> Listed records:
++++++++
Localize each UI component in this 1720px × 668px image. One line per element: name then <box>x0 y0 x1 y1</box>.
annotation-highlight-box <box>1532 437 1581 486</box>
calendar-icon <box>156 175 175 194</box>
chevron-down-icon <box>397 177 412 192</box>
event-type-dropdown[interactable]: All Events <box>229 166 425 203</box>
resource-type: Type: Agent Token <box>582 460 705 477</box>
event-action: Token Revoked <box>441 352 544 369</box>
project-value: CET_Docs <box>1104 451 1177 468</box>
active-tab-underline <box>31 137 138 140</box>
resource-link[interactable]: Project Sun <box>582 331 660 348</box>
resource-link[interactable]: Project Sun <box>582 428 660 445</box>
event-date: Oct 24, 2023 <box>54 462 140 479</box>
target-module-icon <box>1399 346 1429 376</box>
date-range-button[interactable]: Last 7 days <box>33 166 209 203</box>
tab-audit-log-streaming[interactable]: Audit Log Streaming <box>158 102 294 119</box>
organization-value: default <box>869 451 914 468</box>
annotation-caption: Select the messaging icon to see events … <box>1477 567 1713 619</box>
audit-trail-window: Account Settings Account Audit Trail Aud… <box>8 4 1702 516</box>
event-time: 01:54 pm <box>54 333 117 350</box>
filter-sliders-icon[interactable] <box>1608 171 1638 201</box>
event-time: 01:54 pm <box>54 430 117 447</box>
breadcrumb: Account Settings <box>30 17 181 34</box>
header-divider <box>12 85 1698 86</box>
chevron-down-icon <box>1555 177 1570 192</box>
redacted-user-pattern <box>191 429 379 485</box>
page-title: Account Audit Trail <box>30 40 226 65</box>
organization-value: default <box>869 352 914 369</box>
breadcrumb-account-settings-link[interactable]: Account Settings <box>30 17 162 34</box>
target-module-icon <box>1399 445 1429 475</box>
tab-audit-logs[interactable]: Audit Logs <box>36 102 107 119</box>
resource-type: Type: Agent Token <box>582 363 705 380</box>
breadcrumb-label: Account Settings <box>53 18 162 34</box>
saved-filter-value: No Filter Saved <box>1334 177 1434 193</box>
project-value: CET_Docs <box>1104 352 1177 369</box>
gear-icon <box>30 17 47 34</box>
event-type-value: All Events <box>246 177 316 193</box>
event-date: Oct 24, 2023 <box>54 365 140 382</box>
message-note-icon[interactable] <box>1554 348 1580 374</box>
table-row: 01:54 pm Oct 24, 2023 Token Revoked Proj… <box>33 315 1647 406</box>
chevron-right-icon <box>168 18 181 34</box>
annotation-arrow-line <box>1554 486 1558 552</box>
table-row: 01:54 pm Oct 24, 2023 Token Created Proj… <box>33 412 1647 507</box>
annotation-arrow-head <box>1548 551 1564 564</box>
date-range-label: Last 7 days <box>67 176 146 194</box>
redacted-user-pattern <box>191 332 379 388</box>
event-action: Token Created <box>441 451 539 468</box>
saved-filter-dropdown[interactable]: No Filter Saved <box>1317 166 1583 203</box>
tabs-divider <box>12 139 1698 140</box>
++++++++
> Work to be completed: Rewrite every line of the material above as a numbered list, omitting any blank lines.

> Exercise response:
1. Localize each UI component in this 1720px × 668px image. One line per element: name then <box>x0 y0 x1 y1</box>.
2. annotation-highlight-box <box>1532 437 1581 486</box>
3. calendar-icon <box>156 175 175 194</box>
4. chevron-down-icon <box>397 177 412 192</box>
5. event-type-dropdown[interactable]: All Events <box>229 166 425 203</box>
6. resource-type: Type: Agent Token <box>582 460 705 477</box>
7. event-action: Token Revoked <box>441 352 544 369</box>
8. project-value: CET_Docs <box>1104 451 1177 468</box>
9. active-tab-underline <box>31 137 138 140</box>
10. resource-link[interactable]: Project Sun <box>582 331 660 348</box>
11. resource-link[interactable]: Project Sun <box>582 428 660 445</box>
12. event-date: Oct 24, 2023 <box>54 462 140 479</box>
13. target-module-icon <box>1399 346 1429 376</box>
14. date-range-button[interactable]: Last 7 days <box>33 166 209 203</box>
15. tab-audit-log-streaming[interactable]: Audit Log Streaming <box>158 102 294 119</box>
16. organization-value: default <box>869 451 914 468</box>
17. annotation-caption: Select the messaging icon to see events … <box>1477 567 1713 619</box>
18. audit-trail-window: Account Settings Account Audit Trail Aud… <box>8 4 1702 516</box>
19. event-time: 01:54 pm <box>54 333 117 350</box>
20. filter-sliders-icon[interactable] <box>1608 171 1638 201</box>
21. event-time: 01:54 pm <box>54 430 117 447</box>
22. breadcrumb: Account Settings <box>30 17 181 34</box>
23. header-divider <box>12 85 1698 86</box>
24. chevron-down-icon <box>1555 177 1570 192</box>
25. redacted-user-pattern <box>191 429 379 485</box>
26. page-title: Account Audit Trail <box>30 40 226 65</box>
27. organization-value: default <box>869 352 914 369</box>
28. breadcrumb-account-settings-link[interactable]: Account Settings <box>30 17 162 34</box>
29. target-module-icon <box>1399 445 1429 475</box>
30. tab-audit-logs[interactable]: Audit Logs <box>36 102 107 119</box>
31. resource-type: Type: Agent Token <box>582 363 705 380</box>
32. breadcrumb-label: Account Settings <box>53 18 162 34</box>
33. saved-filter-value: No Filter Saved <box>1334 177 1434 193</box>
34. project-value: CET_Docs <box>1104 352 1177 369</box>
35. gear-icon <box>30 17 47 34</box>
36. event-type-value: All Events <box>246 177 316 193</box>
37. event-date: Oct 24, 2023 <box>54 365 140 382</box>
38. message-note-icon[interactable] <box>1554 348 1580 374</box>
39. table-row: 01:54 pm Oct 24, 2023 Token Revoked Proj… <box>33 315 1647 406</box>
40. chevron-right-icon <box>168 18 181 34</box>
41. annotation-arrow-line <box>1554 486 1558 552</box>
42. table-row: 01:54 pm Oct 24, 2023 Token Created Proj… <box>33 412 1647 507</box>
43. annotation-arrow-head <box>1548 551 1564 564</box>
44. date-range-label: Last 7 days <box>67 176 146 194</box>
45. redacted-user-pattern <box>191 332 379 388</box>
46. event-action: Token Created <box>441 451 539 468</box>
47. saved-filter-dropdown[interactable]: No Filter Saved <box>1317 166 1583 203</box>
48. tabs-divider <box>12 139 1698 140</box>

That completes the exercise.